Retorne, copiado sem nenhuma alteração, o trecho do texto sobre o relatório do Instituto V-Dem que começa em "Entre 2024 e" e termina em "últimos dois anos.".

▶ _TRECHO SELECIONADO_
↓
Pela primeira vez na história, os Estados Unidos se tornaram menos democráticos do que o Brasil. É o que avaliou o Instituto V-Dem, ligado à Universidade de Gotemburgo, na Suécia, cujo mais recente relatório informa que “a liberdade de expressão nos Estados Unidos está agora em seu nível mais baixo desde a Segunda Guerra Mundial”.
Entre 2024 e 2025, o governo de Donald Trump promoveu o maior declínio no índice de democracias liberais da história recente, segundo os pesquisadores. Os Estados Unidos despencaram 24%, caindo 27 posições entre os 179 países avaliados, ocupando atualmente a 51ª posição do ranking. O nível de democracia no país é hoje equivalente a 1965. Até aquele ano, pessoas negras poderiam ser impedidas de votar. O último relatório da democracia do Instituto revela que, enquanto o Brasil vem se tornando modelo de democratização (ocupando a 28ª posição na lista), os Estados Unidos ficaram mais autocráticos nos últimos dois anos.
↑
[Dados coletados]
↓
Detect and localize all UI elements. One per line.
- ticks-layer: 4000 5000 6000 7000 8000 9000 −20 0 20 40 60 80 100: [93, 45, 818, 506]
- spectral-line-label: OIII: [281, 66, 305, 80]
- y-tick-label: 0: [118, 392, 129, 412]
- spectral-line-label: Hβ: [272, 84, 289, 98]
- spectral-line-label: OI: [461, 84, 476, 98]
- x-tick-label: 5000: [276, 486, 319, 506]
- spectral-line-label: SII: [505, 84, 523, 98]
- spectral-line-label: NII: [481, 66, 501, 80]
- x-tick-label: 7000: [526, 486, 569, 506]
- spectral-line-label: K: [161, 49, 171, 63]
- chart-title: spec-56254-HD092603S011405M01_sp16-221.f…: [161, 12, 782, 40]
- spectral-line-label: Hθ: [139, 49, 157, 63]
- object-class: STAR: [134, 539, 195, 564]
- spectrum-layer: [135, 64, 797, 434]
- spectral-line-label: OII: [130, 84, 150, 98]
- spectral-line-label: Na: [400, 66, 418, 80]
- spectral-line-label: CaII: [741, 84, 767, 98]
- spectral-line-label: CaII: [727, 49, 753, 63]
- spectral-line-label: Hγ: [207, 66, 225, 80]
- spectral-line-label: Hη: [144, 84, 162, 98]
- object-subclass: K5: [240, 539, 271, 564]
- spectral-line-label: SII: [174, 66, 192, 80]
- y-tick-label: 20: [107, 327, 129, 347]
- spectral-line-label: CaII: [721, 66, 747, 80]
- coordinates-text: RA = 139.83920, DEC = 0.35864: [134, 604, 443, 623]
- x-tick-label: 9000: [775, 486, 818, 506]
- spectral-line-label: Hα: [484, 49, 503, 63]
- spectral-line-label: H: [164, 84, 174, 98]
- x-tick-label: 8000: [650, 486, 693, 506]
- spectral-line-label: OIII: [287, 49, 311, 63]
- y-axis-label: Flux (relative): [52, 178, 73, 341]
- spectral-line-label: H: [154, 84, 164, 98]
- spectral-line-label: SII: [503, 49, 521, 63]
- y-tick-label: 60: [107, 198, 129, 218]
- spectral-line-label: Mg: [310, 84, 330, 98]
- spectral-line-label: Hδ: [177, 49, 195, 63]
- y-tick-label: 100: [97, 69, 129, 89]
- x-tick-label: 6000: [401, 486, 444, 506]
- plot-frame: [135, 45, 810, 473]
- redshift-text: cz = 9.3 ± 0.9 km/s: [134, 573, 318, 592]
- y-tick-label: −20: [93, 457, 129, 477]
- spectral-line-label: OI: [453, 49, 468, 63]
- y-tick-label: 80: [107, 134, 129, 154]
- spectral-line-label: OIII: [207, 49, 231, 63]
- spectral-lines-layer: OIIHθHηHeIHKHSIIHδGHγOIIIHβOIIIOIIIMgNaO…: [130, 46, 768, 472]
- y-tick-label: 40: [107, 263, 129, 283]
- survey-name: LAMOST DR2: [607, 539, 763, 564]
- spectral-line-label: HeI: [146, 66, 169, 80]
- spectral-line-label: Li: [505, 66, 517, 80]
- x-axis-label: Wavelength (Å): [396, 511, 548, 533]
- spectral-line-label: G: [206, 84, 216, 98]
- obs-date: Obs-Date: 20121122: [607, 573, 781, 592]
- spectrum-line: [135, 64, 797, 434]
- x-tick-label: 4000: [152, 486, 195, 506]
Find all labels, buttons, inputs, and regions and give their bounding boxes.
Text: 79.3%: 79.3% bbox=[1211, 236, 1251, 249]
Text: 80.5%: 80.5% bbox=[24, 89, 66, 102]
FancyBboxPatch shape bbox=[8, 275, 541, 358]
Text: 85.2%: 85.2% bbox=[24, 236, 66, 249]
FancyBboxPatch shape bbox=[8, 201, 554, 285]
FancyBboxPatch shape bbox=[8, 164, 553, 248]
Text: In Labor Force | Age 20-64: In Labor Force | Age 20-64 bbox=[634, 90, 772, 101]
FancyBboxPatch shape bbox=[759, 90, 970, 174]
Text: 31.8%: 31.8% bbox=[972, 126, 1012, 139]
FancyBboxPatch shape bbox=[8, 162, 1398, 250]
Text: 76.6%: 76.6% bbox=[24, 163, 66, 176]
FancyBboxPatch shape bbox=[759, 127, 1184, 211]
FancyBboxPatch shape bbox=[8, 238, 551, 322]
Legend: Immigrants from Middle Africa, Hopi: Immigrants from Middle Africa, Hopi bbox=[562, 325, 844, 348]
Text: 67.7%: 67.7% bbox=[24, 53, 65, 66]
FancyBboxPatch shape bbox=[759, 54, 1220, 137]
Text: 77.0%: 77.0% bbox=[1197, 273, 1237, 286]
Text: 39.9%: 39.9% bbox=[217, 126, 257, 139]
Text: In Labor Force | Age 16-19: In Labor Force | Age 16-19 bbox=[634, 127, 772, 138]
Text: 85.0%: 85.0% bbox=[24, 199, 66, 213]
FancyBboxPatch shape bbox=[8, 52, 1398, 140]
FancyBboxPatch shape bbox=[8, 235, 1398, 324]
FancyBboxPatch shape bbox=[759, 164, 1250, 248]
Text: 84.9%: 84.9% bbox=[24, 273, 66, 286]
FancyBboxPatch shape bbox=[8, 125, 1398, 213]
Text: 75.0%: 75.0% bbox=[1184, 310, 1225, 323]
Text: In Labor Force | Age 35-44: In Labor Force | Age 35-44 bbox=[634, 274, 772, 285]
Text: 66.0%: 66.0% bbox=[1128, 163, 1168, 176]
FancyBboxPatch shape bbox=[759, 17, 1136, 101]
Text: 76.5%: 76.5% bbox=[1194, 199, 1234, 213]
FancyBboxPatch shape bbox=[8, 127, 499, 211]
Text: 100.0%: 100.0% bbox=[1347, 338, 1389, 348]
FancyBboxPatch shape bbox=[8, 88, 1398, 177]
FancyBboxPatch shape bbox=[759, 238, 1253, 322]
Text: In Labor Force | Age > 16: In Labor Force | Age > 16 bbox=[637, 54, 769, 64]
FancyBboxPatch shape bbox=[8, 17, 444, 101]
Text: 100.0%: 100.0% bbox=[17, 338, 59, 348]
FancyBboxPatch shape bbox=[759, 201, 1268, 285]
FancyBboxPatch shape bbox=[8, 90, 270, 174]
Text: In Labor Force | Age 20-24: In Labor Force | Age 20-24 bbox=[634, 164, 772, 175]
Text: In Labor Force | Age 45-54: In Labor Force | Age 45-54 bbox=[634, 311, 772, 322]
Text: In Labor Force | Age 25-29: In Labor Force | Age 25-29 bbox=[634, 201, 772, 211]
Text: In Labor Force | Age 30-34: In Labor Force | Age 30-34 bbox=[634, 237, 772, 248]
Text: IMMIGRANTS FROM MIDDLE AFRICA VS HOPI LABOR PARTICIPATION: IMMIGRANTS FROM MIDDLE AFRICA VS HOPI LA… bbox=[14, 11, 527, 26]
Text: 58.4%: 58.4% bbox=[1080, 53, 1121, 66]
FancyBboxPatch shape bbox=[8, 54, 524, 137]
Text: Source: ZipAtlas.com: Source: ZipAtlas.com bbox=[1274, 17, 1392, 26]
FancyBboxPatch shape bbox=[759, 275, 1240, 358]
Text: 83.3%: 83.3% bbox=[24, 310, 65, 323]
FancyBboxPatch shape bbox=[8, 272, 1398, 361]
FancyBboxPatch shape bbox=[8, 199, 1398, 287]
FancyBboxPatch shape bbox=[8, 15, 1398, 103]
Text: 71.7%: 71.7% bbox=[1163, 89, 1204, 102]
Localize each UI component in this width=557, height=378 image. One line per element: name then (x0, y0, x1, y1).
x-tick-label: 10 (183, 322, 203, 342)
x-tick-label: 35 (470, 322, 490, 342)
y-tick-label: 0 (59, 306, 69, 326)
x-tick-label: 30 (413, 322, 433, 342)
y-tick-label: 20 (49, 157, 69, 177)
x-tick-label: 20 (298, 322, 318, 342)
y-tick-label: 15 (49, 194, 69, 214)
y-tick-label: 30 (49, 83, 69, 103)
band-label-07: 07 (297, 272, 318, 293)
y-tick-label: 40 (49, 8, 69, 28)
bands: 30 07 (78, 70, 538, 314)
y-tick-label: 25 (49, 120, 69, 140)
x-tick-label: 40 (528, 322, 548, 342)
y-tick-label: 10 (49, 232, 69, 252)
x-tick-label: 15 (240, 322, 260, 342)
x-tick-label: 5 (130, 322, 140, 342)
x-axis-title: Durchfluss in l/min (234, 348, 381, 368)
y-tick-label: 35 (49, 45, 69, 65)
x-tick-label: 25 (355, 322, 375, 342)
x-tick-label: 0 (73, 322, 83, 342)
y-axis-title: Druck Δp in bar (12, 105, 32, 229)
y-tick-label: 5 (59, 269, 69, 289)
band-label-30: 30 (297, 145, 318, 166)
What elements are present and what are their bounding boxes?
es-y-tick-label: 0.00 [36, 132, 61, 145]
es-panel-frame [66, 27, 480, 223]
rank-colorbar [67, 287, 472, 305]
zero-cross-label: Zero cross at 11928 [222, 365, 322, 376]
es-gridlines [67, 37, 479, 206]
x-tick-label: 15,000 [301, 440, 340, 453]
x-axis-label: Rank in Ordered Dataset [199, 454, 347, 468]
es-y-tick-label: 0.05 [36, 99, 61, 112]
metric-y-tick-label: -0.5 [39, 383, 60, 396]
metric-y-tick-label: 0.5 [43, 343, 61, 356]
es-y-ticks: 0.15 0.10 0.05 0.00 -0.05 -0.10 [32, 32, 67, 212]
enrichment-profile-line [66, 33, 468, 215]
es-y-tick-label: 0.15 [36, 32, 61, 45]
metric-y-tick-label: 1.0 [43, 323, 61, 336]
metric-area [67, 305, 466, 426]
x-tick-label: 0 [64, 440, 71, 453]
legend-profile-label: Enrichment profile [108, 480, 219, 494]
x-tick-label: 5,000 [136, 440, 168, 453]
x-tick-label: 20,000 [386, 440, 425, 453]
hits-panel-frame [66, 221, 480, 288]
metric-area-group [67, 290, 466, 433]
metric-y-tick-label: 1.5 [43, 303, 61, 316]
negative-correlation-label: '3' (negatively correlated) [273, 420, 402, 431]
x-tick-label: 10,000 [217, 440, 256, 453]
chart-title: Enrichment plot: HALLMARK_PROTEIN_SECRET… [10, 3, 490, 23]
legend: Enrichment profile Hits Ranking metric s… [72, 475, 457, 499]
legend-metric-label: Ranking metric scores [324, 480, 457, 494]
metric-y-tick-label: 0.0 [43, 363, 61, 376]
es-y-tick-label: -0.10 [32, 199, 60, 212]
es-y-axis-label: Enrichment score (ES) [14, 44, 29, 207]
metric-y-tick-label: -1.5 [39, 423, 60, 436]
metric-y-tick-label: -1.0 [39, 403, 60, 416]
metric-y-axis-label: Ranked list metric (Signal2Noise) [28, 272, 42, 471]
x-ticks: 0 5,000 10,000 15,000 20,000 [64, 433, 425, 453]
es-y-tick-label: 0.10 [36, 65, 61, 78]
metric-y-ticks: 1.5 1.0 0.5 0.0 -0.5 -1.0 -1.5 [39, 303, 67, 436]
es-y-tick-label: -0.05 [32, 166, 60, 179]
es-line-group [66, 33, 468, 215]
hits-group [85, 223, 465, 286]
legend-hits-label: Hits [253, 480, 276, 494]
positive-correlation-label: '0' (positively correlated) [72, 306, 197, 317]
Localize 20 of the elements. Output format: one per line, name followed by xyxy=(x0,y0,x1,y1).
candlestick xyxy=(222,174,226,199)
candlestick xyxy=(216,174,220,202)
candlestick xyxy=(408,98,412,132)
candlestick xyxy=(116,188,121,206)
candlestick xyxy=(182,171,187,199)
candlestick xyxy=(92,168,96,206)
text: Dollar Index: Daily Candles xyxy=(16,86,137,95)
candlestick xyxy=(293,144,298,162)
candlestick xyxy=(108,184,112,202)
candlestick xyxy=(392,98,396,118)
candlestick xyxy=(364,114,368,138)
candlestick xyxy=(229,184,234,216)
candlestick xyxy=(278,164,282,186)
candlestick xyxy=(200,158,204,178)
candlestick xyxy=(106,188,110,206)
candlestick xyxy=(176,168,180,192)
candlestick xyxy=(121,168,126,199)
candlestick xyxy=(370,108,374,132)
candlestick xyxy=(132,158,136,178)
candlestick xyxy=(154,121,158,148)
↑
▶ _SOLUÇÃO DO EXERCÍCIO_
Entre 2024 e 2025, o governo de Donald Trump promoveu o maior declínio no índice de democracias liberais da história recente, segundo os pesquisadores. Os Estados Unidos despencaram 24%, caindo 27 posições entre os 179 países avaliados, ocupando atualmente a 51ª posição do ranking. O nível de democracia no país é hoje equivalente a 1965. Até aquele ano, pessoas negras poderiam ser impedidas de votar. O último relatório da democracia do Instituto revela que, enquanto o Brasil vem se tornando modelo de democratização (ocupando a 28ª posição na lista), os Estados Unidos ficaram mais autocráticos nos últimos dois anos.